• SUPPLIED RECORDS:
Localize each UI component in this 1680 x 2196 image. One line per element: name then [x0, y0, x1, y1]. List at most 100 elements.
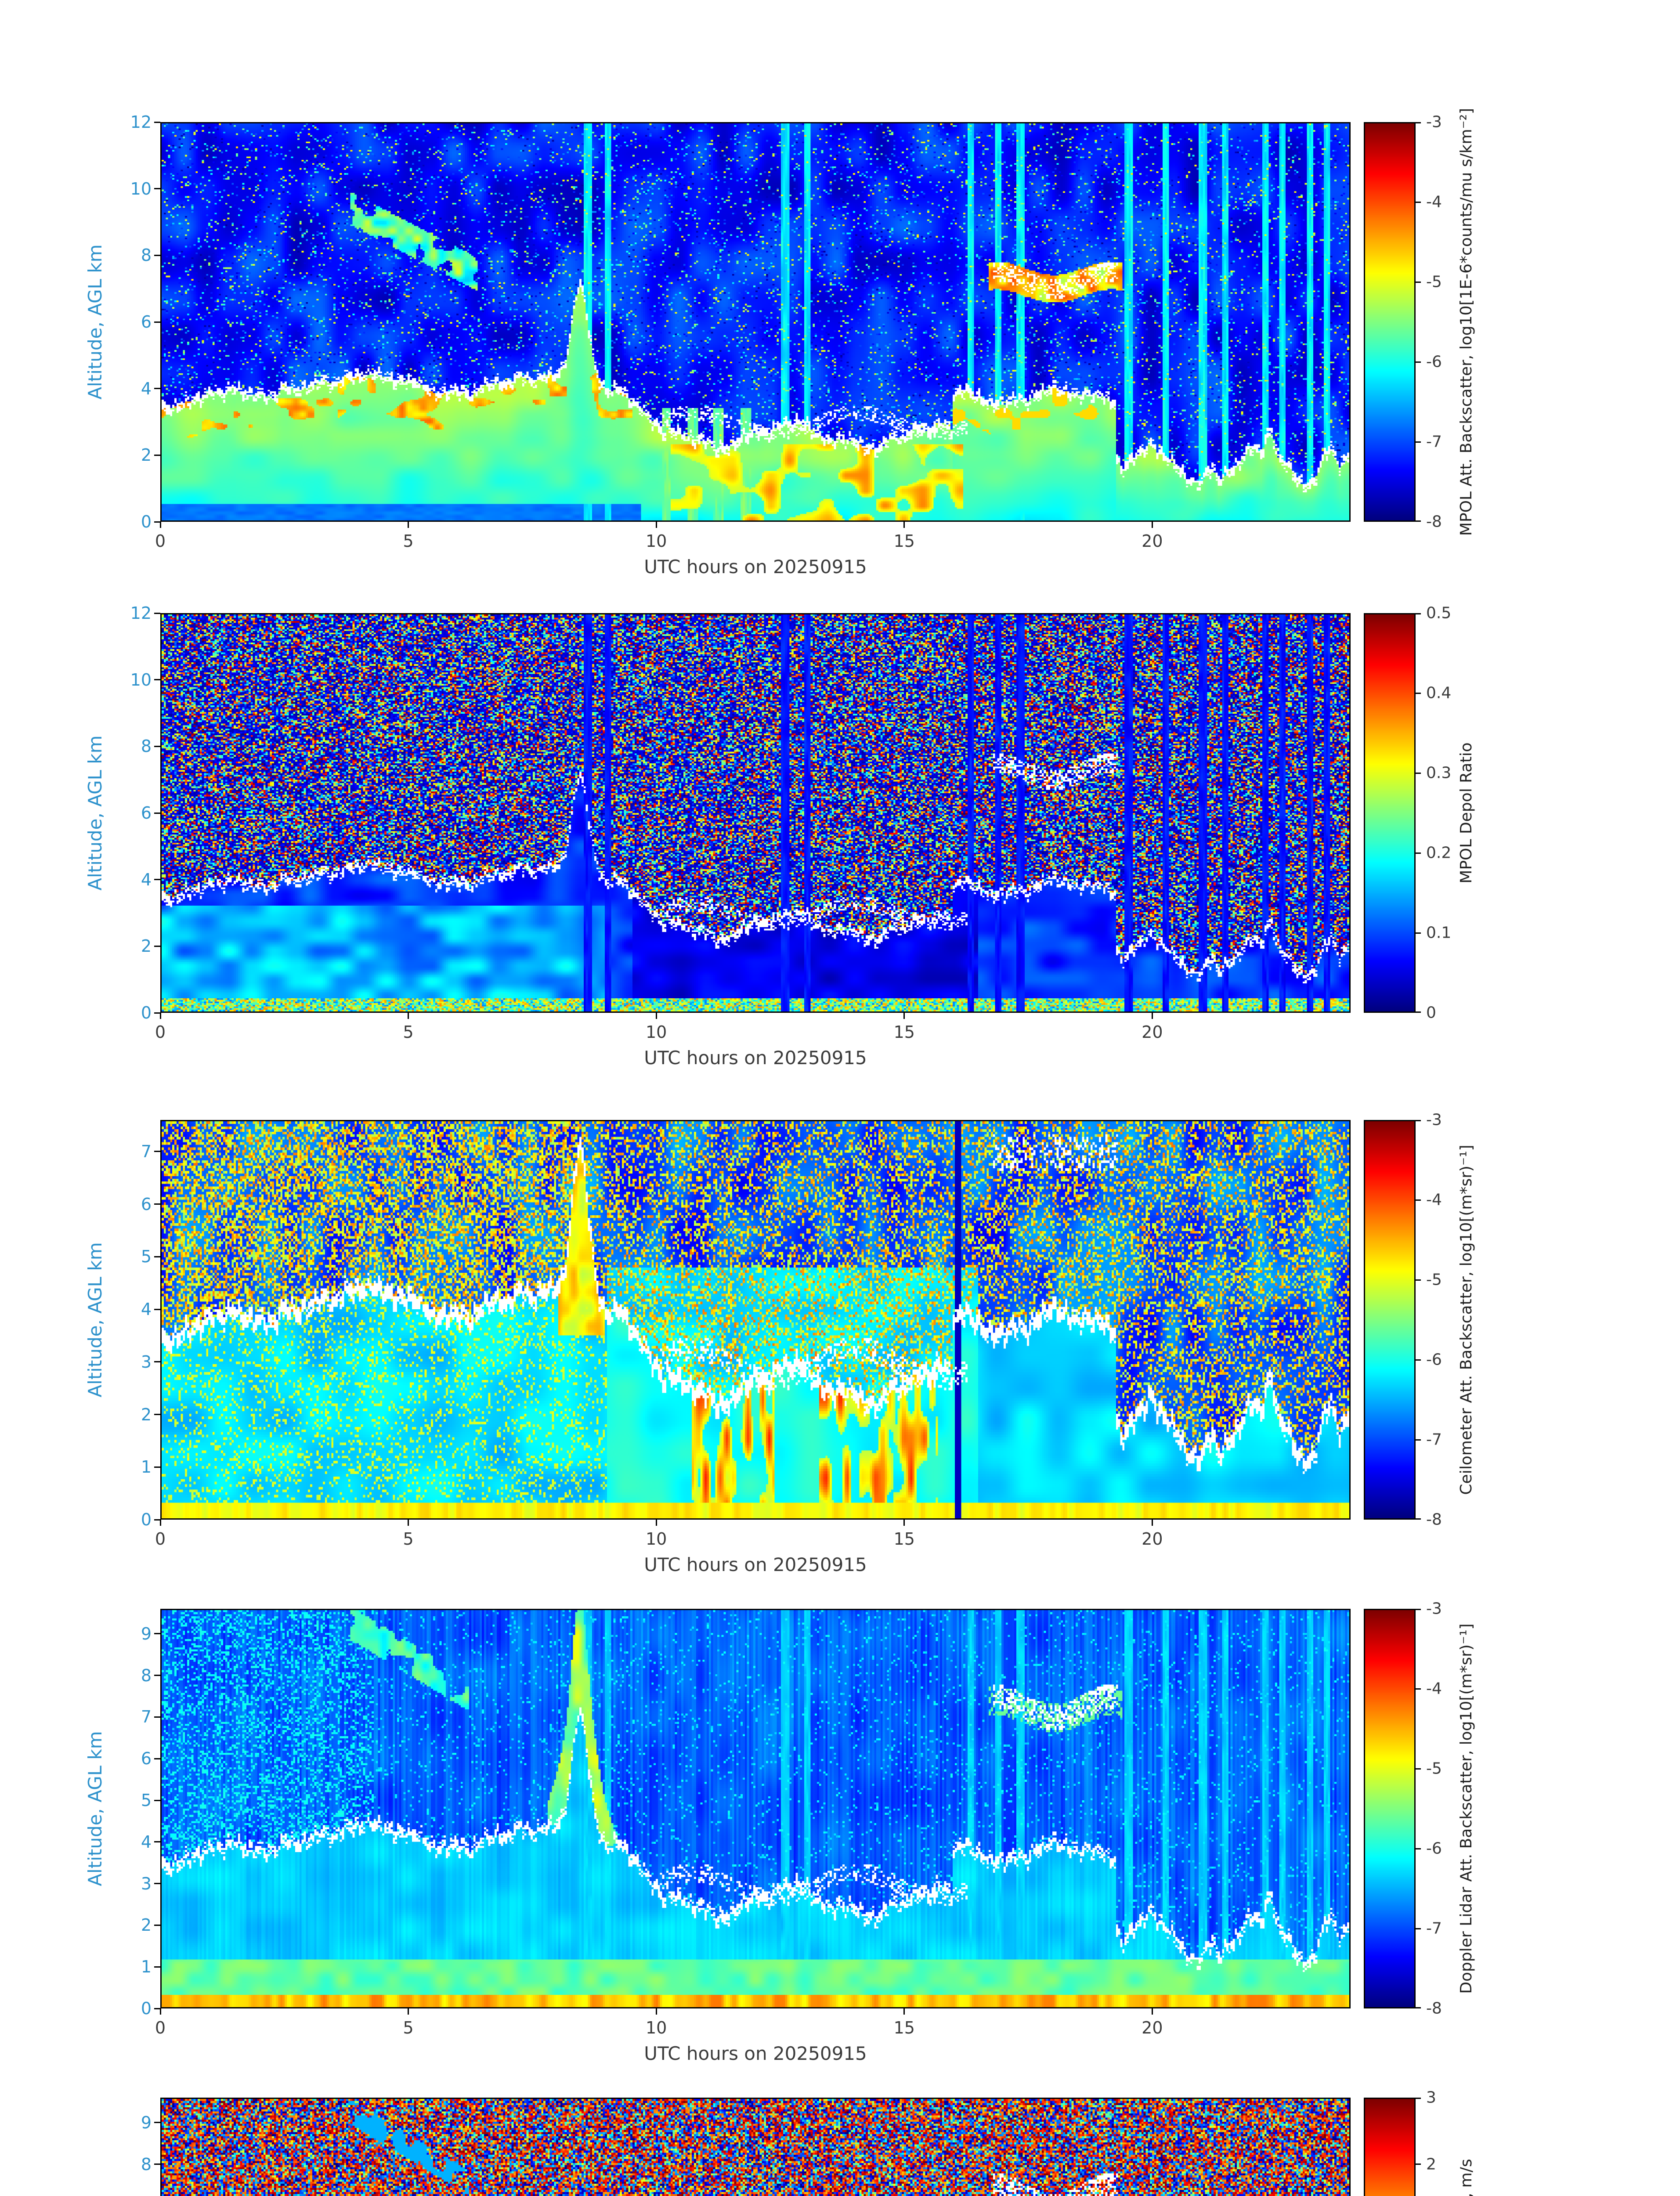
- y-tick-label: 0: [141, 1999, 152, 2018]
- y-tick-mark: [154, 1361, 160, 1363]
- x-tick-label: 5: [403, 2018, 414, 2037]
- colorbar-tick-label: -7: [1426, 1919, 1442, 1938]
- x-axis-label: UTC hours on 20250915: [644, 1554, 867, 1575]
- colorbar-tick-label: -6: [1426, 1839, 1442, 1858]
- y-tick-label: 2: [141, 1915, 152, 1935]
- x-tick-mark: [408, 1013, 409, 1019]
- x-tick-label: 20: [1142, 2018, 1163, 2037]
- x-tick-mark: [408, 2008, 409, 2015]
- y-axis-label: Altitude, AGL km: [84, 1242, 106, 1398]
- y-tick-mark: [154, 188, 160, 190]
- y-tick-mark: [154, 1924, 160, 1926]
- colorbar-tick-mark: [1416, 772, 1421, 774]
- y-axis-label: Altitude, AGL km: [84, 1731, 106, 1886]
- y-tick-mark: [154, 1633, 160, 1635]
- x-tick-mark: [159, 1520, 161, 1526]
- x-tick-mark: [408, 522, 409, 528]
- colorbar-tick-mark: [1416, 932, 1421, 934]
- x-tick-mark: [1151, 522, 1153, 528]
- heatmap-canvas-mpol-backscatter: [162, 123, 1349, 520]
- colorbar-tick-label: -3: [1426, 113, 1442, 131]
- x-tick-mark: [408, 1520, 409, 1526]
- y-tick-mark: [154, 521, 160, 523]
- y-tick-mark: [154, 679, 160, 681]
- x-tick-label: 15: [893, 531, 915, 551]
- y-tick-mark: [154, 812, 160, 814]
- x-tick-label: 10: [645, 1022, 667, 1042]
- colorbar-tick-mark: [1416, 1199, 1421, 1201]
- y-tick-mark: [154, 321, 160, 323]
- colorbar-tick-mark: [1416, 2163, 1421, 2165]
- y-tick-label: 10: [130, 179, 152, 199]
- colorbar-doppler-lidar-velocity: [1364, 2098, 1416, 2196]
- colorbar-tick-mark: [1416, 1120, 1421, 1121]
- y-tick-mark: [154, 1203, 160, 1205]
- colorbar-tick-label: -4: [1426, 193, 1442, 211]
- x-tick-label: 10: [645, 1529, 667, 1549]
- colorbar-tick-label: 0: [1426, 1004, 1436, 1022]
- colorbar-tick-label: -7: [1426, 1430, 1442, 1449]
- colorbar-tick-label: 0.3: [1426, 764, 1452, 782]
- colorbar-tick-mark: [1416, 1768, 1421, 1770]
- colorbar-label: MPOL Depol Ratio: [1457, 742, 1475, 884]
- x-tick-mark: [903, 1520, 905, 1526]
- colorbar-tick-mark: [1416, 1928, 1421, 1929]
- heatmap-plot-mpol-backscatter: [160, 122, 1351, 522]
- colorbar-tick-mark: [1416, 441, 1421, 443]
- colorbar-gradient: [1365, 2099, 1414, 2196]
- x-tick-mark: [159, 2008, 161, 2015]
- y-axis-label: Altitude, AGL km: [84, 244, 106, 400]
- y-tick-mark: [154, 1883, 160, 1885]
- panel-mpol-backscatter: Altitude, AGL km 0 2 4 6 8 10 12 0 5 10 15 20 UTC hou…: [0, 108, 1680, 613]
- colorbar-tick-label: 3: [1426, 2088, 1436, 2107]
- y-tick-mark: [154, 254, 160, 256]
- y-tick-label: 7: [141, 1707, 152, 1727]
- x-tick-mark: [655, 1013, 657, 1019]
- x-tick-mark: [655, 2008, 657, 2015]
- heatmap-plot-ceilometer-backscatter: [160, 1120, 1351, 1520]
- y-tick-label: 3: [141, 1874, 152, 1893]
- colorbar-tick-label: -5: [1426, 1759, 1442, 1778]
- y-tick-label: 4: [141, 1300, 152, 1319]
- x-tick-label: 5: [403, 1022, 414, 1042]
- heatmap-plot-mpol-depol-ratio: [160, 613, 1351, 1013]
- y-tick-label: 12: [130, 112, 152, 132]
- colorbar-gradient: [1365, 614, 1414, 1011]
- y-tick-label: 8: [141, 1665, 152, 1685]
- colorbar-tick-label: -7: [1426, 433, 1442, 451]
- colorbar-tick-mark: [1416, 2098, 1421, 2099]
- heatmap-canvas-doppler-lidar-velocity: [162, 2099, 1349, 2196]
- y-tick-label: 6: [141, 1194, 152, 1214]
- colorbar-tick-mark: [1416, 1688, 1421, 1690]
- colorbar-tick-label: -6: [1426, 1351, 1442, 1369]
- x-tick-mark: [903, 1013, 905, 1019]
- colorbar-tick-label: 0.4: [1426, 684, 1452, 702]
- y-tick-label: 3: [141, 1352, 152, 1372]
- panel-doppler-lidar-backscatter: Altitude, AGL km 0 1 2 3 4 5 6 7 8 9 0 5 10 15 20 UTC ho…: [0, 1600, 1680, 2100]
- y-tick-mark: [154, 1758, 160, 1759]
- y-tick-label: 4: [141, 379, 152, 398]
- y-tick-label: 1: [141, 1457, 152, 1477]
- y-tick-mark: [154, 1466, 160, 1468]
- x-tick-mark: [159, 522, 161, 528]
- x-tick-label: 0: [155, 531, 166, 551]
- y-tick-mark: [154, 1841, 160, 1843]
- y-axis-label: Altitude, AGL km: [84, 735, 106, 891]
- colorbar-ceilometer-backscatter: [1364, 1120, 1416, 1520]
- colorbar-tick-mark: [1416, 613, 1421, 614]
- x-axis-label: UTC hours on 20250915: [644, 2043, 867, 2064]
- x-tick-mark: [655, 522, 657, 528]
- y-tick-mark: [154, 612, 160, 614]
- colorbar-label: Ceilometer Att. Backscatter, log10[(m*sr…: [1457, 1145, 1475, 1495]
- panel-ceilometer-backscatter: Altitude, AGL km 0 1 2 3 4 5 6 7 0 5 10 15 20 UTC hour…: [0, 1111, 1680, 1611]
- x-tick-label: 10: [645, 2018, 667, 2037]
- x-tick-mark: [655, 1520, 657, 1526]
- y-tick-mark: [154, 121, 160, 123]
- colorbar-tick-mark: [1416, 1279, 1421, 1281]
- y-tick-mark: [154, 745, 160, 747]
- colorbar-tick-mark: [1416, 1848, 1421, 1849]
- x-tick-label: 15: [893, 2018, 915, 2037]
- y-tick-mark: [154, 1675, 160, 1676]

• WHAT YOU HAVE TO DO: Render the listing above as a JSON array of strings, one string per line with blank lines dropped, and leave out the picture.

• EXPECTED OUTPUT:
[
  "Localize each UI component in this 1680 x 2196 image. One line per element: name then [x0, y0, x1, y1]. List at most 100 elements.",
  "- y-tick-label: 0: [141, 1999, 152, 2018]",
  "- y-tick-mark: [154, 1361, 160, 1363]",
  "- x-tick-label: 5: [403, 2018, 414, 2037]",
  "- colorbar-tick-label: -7: [1426, 1919, 1442, 1938]",
  "- x-axis-label: UTC hours on 20250915: [644, 1554, 867, 1575]",
  "- colorbar-tick-label: -6: [1426, 1839, 1442, 1858]",
  "- y-tick-label: 2: [141, 1915, 152, 1935]",
  "- x-tick-mark: [408, 1013, 409, 1019]",
  "- x-tick-label: 20: [1142, 2018, 1163, 2037]",
  "- x-tick-mark: [408, 2008, 409, 2015]",
  "- y-axis-label: Altitude, AGL km: [84, 1242, 106, 1398]",
  "- y-tick-mark: [154, 188, 160, 190]",
  "- y-tick-mark: [154, 1924, 160, 1926]",
  "- colorbar-tick-mark: [1416, 772, 1421, 774]",
  "- y-axis-label: Altitude, AGL km: [84, 1731, 106, 1886]",
  "- y-tick-mark: [154, 1633, 160, 1635]",
  "- x-tick-mark: [159, 1520, 161, 1526]",
  "- x-tick-mark: [408, 522, 409, 528]",
  "- colorbar-tick-mark: [1416, 932, 1421, 934]",
  "- x-tick-mark: [1151, 522, 1153, 528]",
  "- heatmap-canvas-mpol-backscatter: [162, 123, 1349, 520]",
  "- colorbar-tick-label: -3: [1426, 113, 1442, 131]",
  "- x-tick-mark: [408, 1520, 409, 1526]",
  "- y-tick-mark: [154, 521, 160, 523]",
  "- y-tick-mark: [154, 679, 160, 681]",
  "- x-tick-label: 15: [893, 531, 915, 551]",
  "- y-tick-mark: [154, 812, 160, 814]",
  "- x-tick-label: 10: [645, 1022, 667, 1042]",
  "- colorbar-tick-mark: [1416, 1199, 1421, 1201]",
  "- y-tick-mark: [154, 321, 160, 323]",
  "- colorbar-tick-mark: [1416, 2163, 1421, 2165]",
  "- y-tick-label: 10: [130, 179, 152, 199]",
  "- colorbar-doppler-lidar-velocity: [1364, 2098, 1416, 2196]",
  "- colorbar-tick-mark: [1416, 1120, 1421, 1121]",
  "- y-tick-mark: [154, 1203, 160, 1205]",
  "- colorbar-tick-label: -4: [1426, 193, 1442, 211]",
  "- x-tick-label: 10: [645, 1529, 667, 1549]",
  "- colorbar-tick-label: 0: [1426, 1004, 1436, 1022]",
  "- colorbar-tick-label: -7: [1426, 1430, 1442, 1449]",
  "- colorbar-tick-label: 0.3: [1426, 764, 1452, 782]",
  "- colorbar-tick-mark: [1416, 1768, 1421, 1770]",
  "- colorbar-label: MPOL Depol Ratio: [1457, 742, 1475, 884]",
  "- x-tick-mark: [903, 1520, 905, 1526]",
  "- colorbar-tick-mark: [1416, 1928, 1421, 1929]",
  "- heatmap-plot-mpol-backscatter: [160, 122, 1351, 522]",
  "- colorbar-tick-mark: [1416, 441, 1421, 443]",
  "- colorbar-gradient: [1365, 2099, 1414, 2196]",
  "- x-tick-mark: [159, 2008, 161, 2015]",
  "- y-axis-label: Altitude, AGL km: [84, 244, 106, 400]",
  "- y-tick-mark: [154, 1883, 160, 1885]",
  "- panel-mpol-backscatter: Altitude, AGL km 0 2 4 6 8 10 12 0 5 10 15 20 UTC hou…: [0, 108, 1680, 613]",
  "- colorbar-tick-label: 3: [1426, 2088, 1436, 2107]",
  "- y-tick-mark: [154, 254, 160, 256]",
  "- y-tick-label: 7: [141, 1707, 152, 1727]",
  "- x-tick-mark: [655, 1013, 657, 1019]",
  "- x-tick-mark: [655, 2008, 657, 2015]",
  "- heatmap-plot-ceilometer-backscatter: [160, 1120, 1351, 1520]",
  "- y-tick-label: 3: [141, 1874, 152, 1893]",
  "- colorbar-tick-label: -5: [1426, 1759, 1442, 1778]",
  "- y-tick-label: 4: [141, 1300, 152, 1319]",
  "- x-tick-label: 5: [403, 1022, 414, 1042]",
  "- heatmap-plot-mpol-depol-ratio: [160, 613, 1351, 1013]",
  "- y-tick-label: 12: [130, 112, 152, 132]",
  "- colorbar-gradient: [1365, 614, 1414, 1011]",
  "- y-tick-label: 8: [141, 1665, 152, 1685]",
  "- colorbar-tick-label: -7: [1426, 433, 1442, 451]",
  "- colorbar-tick-mark: [1416, 2098, 1421, 2099]",
  "- heatmap-canvas-doppler-lidar-velocity: [162, 2099, 1349, 2196]",
  "- y-tick-label: 6: [141, 1194, 152, 1214]",
  "- colorbar-tick-mark: [1416, 1688, 1421, 1690]",
  "- colorbar-tick-label: -6: [1426, 1351, 1442, 1369]",
  "- x-tick-mark: [903, 1013, 905, 1019]",
  "- colorbar-tick-label: 0.4: [1426, 684, 1452, 702]",
  "- y-tick-label: 3: [141, 1352, 152, 1372]",
  "- panel-doppler-lidar-backscatter: Altitude, AGL km 0 1 2 3 4 5 6 7 8 9 0 5 10 15 20 UTC ho…: [0, 1600, 1680, 2100]",
  "- y-tick-mark: [154, 1758, 160, 1759]",
  "- y-tick-label: 4: [141, 379, 152, 398]",
  "- y-tick-label: 1: [141, 1457, 152, 1477]",
  "- y-tick-mark: [154, 1466, 160, 1468]",
  "- x-tick-mark: [159, 522, 161, 528]",
  "- x-tick-label: 0: [155, 531, 166, 551]",
  "- y-tick-mark: [154, 1841, 160, 1843]",
  "- y-axis-label: Altitude, AGL km: [84, 735, 106, 891]",
  "- colorbar-ceilometer-backscatter: [1364, 1120, 1416, 1520]",
  "- colorbar-tick-mark: [1416, 613, 1421, 614]",
  "- x-axis-label: UTC hours on 20250915: [644, 2043, 867, 2064]",
  "- x-tick-mark: [655, 522, 657, 528]",
  "- y-tick-mark: [154, 612, 160, 614]",
  "- colorbar-label: Ceilometer Att. Backscatter, log10[(m*sr…: [1457, 1145, 1475, 1495]",
  "- panel-ceilometer-backscatter: Altitude, AGL km 0 1 2 3 4 5 6 7 0 5 10 15 20 UTC hour…: [0, 1111, 1680, 1611]",
  "- x-tick-label: 10: [645, 2018, 667, 2037]",
  "- x-tick-mark: [655, 1520, 657, 1526]",
  "- y-tick-mark: [154, 121, 160, 123]",
  "- colorbar-tick-mark: [1416, 1279, 1421, 1281]",
  "- y-tick-mark: [154, 745, 160, 747]",
  "- colorbar-tick-mark: [1416, 1848, 1421, 1849]",
  "- x-tick-label: 15: [893, 2018, 915, 2037]",
  "- y-tick-mark: [154, 1675, 160, 1676]"
]